··· SOURCE RECORDS ···

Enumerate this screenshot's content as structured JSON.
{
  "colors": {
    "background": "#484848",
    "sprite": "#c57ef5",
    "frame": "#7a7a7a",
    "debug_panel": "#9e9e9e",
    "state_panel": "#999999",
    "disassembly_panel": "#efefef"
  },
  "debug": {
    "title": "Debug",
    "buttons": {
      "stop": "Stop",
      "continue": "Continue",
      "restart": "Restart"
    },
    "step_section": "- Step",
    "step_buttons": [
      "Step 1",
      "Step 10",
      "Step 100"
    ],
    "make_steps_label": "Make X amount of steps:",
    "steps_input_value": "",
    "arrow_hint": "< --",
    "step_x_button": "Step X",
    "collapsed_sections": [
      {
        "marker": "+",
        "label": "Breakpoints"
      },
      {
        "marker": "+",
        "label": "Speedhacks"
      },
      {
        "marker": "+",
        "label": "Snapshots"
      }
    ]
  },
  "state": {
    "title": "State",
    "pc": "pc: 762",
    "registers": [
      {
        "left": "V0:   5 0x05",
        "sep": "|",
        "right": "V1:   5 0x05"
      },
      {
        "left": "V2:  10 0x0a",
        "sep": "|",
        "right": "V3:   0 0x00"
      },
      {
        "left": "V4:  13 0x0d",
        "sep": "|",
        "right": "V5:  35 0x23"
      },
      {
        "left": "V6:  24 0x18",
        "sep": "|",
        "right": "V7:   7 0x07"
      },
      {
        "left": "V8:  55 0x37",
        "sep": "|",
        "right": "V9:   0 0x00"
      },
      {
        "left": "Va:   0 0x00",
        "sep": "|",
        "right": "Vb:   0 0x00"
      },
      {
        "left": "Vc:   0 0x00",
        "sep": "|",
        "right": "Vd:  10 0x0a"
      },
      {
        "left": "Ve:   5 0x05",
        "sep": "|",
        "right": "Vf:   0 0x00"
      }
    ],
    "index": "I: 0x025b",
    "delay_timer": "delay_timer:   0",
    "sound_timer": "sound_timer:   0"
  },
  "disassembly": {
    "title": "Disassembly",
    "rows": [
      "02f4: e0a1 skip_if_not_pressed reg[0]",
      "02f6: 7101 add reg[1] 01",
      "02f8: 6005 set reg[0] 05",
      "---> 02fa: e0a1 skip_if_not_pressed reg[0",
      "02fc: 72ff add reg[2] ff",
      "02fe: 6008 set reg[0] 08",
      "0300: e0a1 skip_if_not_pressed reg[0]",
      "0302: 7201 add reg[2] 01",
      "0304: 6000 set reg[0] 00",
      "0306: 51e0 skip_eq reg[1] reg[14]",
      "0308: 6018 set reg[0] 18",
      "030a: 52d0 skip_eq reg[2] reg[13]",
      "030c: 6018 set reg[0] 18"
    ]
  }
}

···

### GIVEN PROBLEM
Report the number of lines of the listing above that hold the string "left", with no other text.

### FINISHED TASK
8